→ Instructions to follow
Would you extract the whole listing below and retype it exactly?

## BEGIN Listed entries

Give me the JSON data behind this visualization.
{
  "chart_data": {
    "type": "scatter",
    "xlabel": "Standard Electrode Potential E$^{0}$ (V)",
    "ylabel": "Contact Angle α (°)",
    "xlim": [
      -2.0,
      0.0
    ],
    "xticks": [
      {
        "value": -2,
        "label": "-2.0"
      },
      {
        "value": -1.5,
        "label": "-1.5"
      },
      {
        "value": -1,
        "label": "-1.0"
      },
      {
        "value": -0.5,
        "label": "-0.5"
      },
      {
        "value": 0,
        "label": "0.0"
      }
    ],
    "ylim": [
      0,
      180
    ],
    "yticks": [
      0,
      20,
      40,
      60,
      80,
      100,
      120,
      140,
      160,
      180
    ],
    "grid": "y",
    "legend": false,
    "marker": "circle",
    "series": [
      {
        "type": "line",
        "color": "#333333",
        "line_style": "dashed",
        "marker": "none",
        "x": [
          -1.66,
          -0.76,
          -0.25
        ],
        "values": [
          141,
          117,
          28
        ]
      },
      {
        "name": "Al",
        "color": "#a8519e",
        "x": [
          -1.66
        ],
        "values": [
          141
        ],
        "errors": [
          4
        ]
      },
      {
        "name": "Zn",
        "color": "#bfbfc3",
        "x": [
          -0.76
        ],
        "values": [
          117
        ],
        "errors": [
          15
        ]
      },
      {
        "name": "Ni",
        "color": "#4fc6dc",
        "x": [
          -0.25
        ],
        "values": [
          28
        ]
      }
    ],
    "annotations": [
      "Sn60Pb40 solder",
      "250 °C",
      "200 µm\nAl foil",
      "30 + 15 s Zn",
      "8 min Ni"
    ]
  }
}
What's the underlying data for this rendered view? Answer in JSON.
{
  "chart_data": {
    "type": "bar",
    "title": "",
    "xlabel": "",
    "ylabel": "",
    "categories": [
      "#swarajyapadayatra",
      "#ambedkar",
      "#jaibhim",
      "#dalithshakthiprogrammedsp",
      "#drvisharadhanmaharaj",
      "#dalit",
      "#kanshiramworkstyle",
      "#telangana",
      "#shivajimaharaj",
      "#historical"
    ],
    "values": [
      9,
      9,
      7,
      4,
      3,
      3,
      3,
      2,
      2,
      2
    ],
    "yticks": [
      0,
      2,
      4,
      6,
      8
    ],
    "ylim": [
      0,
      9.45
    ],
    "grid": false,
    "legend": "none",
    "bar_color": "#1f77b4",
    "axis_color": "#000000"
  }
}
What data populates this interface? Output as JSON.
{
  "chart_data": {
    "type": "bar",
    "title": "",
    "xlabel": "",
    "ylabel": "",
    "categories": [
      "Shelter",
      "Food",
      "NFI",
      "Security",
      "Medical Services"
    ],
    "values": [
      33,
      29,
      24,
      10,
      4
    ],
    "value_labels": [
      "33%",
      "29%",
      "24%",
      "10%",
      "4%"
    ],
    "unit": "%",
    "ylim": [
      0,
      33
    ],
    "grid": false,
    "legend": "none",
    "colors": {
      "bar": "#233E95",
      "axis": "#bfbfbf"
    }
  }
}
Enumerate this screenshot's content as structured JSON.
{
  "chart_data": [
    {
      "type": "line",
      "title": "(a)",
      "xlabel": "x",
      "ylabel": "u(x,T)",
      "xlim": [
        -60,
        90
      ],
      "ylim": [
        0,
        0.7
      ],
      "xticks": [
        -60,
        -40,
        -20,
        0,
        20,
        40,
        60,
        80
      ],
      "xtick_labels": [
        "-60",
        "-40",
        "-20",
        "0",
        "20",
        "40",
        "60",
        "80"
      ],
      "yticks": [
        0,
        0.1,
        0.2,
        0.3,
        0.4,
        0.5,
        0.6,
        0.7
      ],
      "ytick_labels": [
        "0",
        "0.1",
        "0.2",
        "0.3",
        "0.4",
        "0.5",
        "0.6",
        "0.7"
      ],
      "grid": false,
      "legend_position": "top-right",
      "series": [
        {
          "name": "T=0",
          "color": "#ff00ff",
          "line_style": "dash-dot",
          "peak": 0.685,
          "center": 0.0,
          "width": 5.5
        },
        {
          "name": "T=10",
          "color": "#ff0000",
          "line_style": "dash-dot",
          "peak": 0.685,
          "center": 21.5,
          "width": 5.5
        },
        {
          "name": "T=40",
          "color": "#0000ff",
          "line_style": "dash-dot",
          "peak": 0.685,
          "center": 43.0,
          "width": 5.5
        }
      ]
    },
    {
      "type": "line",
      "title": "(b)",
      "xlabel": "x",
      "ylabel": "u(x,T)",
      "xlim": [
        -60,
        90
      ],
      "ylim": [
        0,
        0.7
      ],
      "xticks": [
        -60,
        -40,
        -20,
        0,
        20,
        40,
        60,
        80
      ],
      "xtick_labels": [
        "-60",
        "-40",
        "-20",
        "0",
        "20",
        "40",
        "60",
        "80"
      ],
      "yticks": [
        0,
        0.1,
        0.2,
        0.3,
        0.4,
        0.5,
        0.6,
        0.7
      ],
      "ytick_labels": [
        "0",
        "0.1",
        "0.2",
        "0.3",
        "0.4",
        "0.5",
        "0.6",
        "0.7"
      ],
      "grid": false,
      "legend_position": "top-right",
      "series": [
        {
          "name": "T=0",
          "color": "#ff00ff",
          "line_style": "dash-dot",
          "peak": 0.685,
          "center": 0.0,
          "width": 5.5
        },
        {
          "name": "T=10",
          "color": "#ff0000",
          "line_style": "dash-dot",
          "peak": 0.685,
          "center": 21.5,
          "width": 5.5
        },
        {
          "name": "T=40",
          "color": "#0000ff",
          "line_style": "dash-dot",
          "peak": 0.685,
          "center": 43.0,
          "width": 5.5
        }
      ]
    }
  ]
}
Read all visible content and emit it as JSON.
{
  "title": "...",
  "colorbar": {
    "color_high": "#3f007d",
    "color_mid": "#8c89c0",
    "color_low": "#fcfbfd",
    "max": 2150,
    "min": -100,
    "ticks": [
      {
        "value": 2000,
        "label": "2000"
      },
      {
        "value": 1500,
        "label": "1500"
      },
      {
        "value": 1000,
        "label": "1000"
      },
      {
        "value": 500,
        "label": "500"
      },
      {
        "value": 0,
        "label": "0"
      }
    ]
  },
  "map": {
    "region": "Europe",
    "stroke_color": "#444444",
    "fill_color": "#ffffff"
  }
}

## END Listed entries

→ Solution to this problem
Give me the JSON data behind this visualization.
{
  "chart_data": {
    "type": "scatter",
    "xlabel": "Standard Electrode Potential E$^{0}$ (V)",
    "ylabel": "Contact Angle α (°)",
    "xlim": [
      -2.0,
      0.0
    ],
    "xticks": [
      {
        "value": -2,
        "label": "-2.0"
      },
      {
        "value": -1.5,
        "label": "-1.5"
      },
      {
        "value": -1,
        "label": "-1.0"
      },
      {
        "value": -0.5,
        "label": "-0.5"
      },
      {
        "value": 0,
        "label": "0.0"
      }
    ],
    "ylim": [
      0,
      180
    ],
    "yticks": [
      0,
      20,
      40,
      60,
      80,
      100,
      120,
      140,
      160,
      180
    ],
    "grid": "y",
    "legend": false,
    "marker": "circle",
    "series": [
      {
        "type": "line",
        "color": "#333333",
        "line_style": "dashed",
        "marker": "none",
        "x": [
          -1.66,
          -0.76,
          -0.25
        ],
        "values": [
          141,
          117,
          28
        ]
      },
      {
        "name": "Al",
        "color": "#a8519e",
        "x": [
          -1.66
        ],
        "values": [
          141
        ],
        "errors": [
          4
        ]
      },
      {
        "name": "Zn",
        "color": "#bfbfc3",
        "x": [
          -0.76
        ],
        "values": [
          117
        ],
        "errors": [
          15
        ]
      },
      {
        "name": "Ni",
        "color": "#4fc6dc",
        "x": [
          -0.25
        ],
        "values": [
          28
        ]
      }
    ],
    "annotations": [
      "Sn60Pb40 solder",
      "250 °C",
      "200 µm\nAl foil",
      "30 + 15 s Zn",
      "8 min Ni"
    ]
  }
}
What's the underlying data for this rendered view? Answer in JSON.
{
  "chart_data": {
    "type": "bar",
    "title": "",
    "xlabel": "",
    "ylabel": "",
    "categories": [
      "#swarajyapadayatra",
      "#ambedkar",
      "#jaibhim",
      "#dalithshakthiprogrammedsp",
      "#drvisharadhanmaharaj",
      "#dalit",
      "#kanshiramworkstyle",
      "#telangana",
      "#shivajimaharaj",
      "#historical"
    ],
    "values": [
      9,
      9,
      7,
      4,
      3,
      3,
      3,
      2,
      2,
      2
    ],
    "yticks": [
      0,
      2,
      4,
      6,
      8
    ],
    "ylim": [
      0,
      9.45
    ],
    "grid": false,
    "legend": "none",
    "bar_color": "#1f77b4",
    "axis_color": "#000000"
  }
}
What data populates this interface? Output as JSON.
{
  "chart_data": {
    "type": "bar",
    "title": "",
    "xlabel": "",
    "ylabel": "",
    "categories": [
      "Shelter",
      "Food",
      "NFI",
      "Security",
      "Medical Services"
    ],
    "values": [
      33,
      29,
      24,
      10,
      4
    ],
    "value_labels": [
      "33%",
      "29%",
      "24%",
      "10%",
      "4%"
    ],
    "unit": "%",
    "ylim": [
      0,
      33
    ],
    "grid": false,
    "legend": "none",
    "colors": {
      "bar": "#233E95",
      "axis": "#bfbfbf"
    }
  }
}
Enumerate this screenshot's content as structured JSON.
{
  "chart_data": [
    {
      "type": "line",
      "title": "(a)",
      "xlabel": "x",
      "ylabel": "u(x,T)",
      "xlim": [
        -60,
        90
      ],
      "ylim": [
        0,
        0.7
      ],
      "xticks": [
        -60,
        -40,
        -20,
        0,
        20,
        40,
        60,
        80
      ],
      "xtick_labels": [
        "-60",
        "-40",
        "-20",
        "0",
        "20",
        "40",
        "60",
        "80"
      ],
      "yticks": [
        0,
        0.1,
        0.2,
        0.3,
        0.4,
        0.5,
        0.6,
        0.7
      ],
      "ytick_labels": [
        "0",
        "0.1",
        "0.2",
        "0.3",
        "0.4",
        "0.5",
        "0.6",
        "0.7"
      ],
      "grid": false,
      "legend_position": "top-right",
      "series": [
        {
          "name": "T=0",
          "color": "#ff00ff",
          "line_style": "dash-dot",
          "peak": 0.685,
          "center": 0.0,
          "width": 5.5
        },
        {
          "name": "T=10",
          "color": "#ff0000",
          "line_style": "dash-dot",
          "peak": 0.685,
          "center": 21.5,
          "width": 5.5
        },
        {
          "name": "T=40",
          "color": "#0000ff",
          "line_style": "dash-dot",
          "peak": 0.685,
          "center": 43.0,
          "width": 5.5
        }
      ]
    },
    {
      "type": "line",
      "title": "(b)",
      "xlabel": "x",
      "ylabel": "u(x,T)",
      "xlim": [
        -60,
        90
      ],
      "ylim": [
        0,
        0.7
      ],
      "xticks": [
        -60,
        -40,
        -20,
        0,
        20,
        40,
        60,
        80
      ],
      "xtick_labels": [
        "-60",
        "-40",
        "-20",
        "0",
        "20",
        "40",
        "60",
        "80"
      ],
      "yticks": [
        0,
        0.1,
        0.2,
        0.3,
        0.4,
        0.5,
        0.6,
        0.7
      ],
      "ytick_labels": [
        "0",
        "0.1",
        "0.2",
        "0.3",
        "0.4",
        "0.5",
        "0.6",
        "0.7"
      ],
      "grid": false,
      "legend_position": "top-right",
      "series": [
        {
          "name": "T=0",
          "color": "#ff00ff",
          "line_style": "dash-dot",
          "peak": 0.685,
          "center": 0.0,
          "width": 5.5
        },
        {
          "name": "T=10",
          "color": "#ff0000",
          "line_style": "dash-dot",
          "peak": 0.685,
          "center": 21.5,
          "width": 5.5
        },
        {
          "name": "T=40",
          "color": "#0000ff",
          "line_style": "dash-dot",
          "peak": 0.685,
          "center": 43.0,
          "width": 5.5
        }
      ]
    }
  ]
}
Read all visible content and emit it as JSON.
{
  "title": "...",
  "colorbar": {
    "color_high": "#3f007d",
    "color_mid": "#8c89c0",
    "color_low": "#fcfbfd",
    "max": 2150,
    "min": -100,
    "ticks": [
      {
        "value": 2000,
        "label": "2000"
      },
      {
        "value": 1500,
        "label": "1500"
      },
      {
        "value": 1000,
        "label": "1000"
      },
      {
        "value": 500,
        "label": "500"
      },
      {
        "value": 0,
        "label": "0"
      }
    ]
  },
  "map": {
    "region": "Europe",
    "stroke_color": "#444444",
    "fill_color": "#ffffff"
  }
}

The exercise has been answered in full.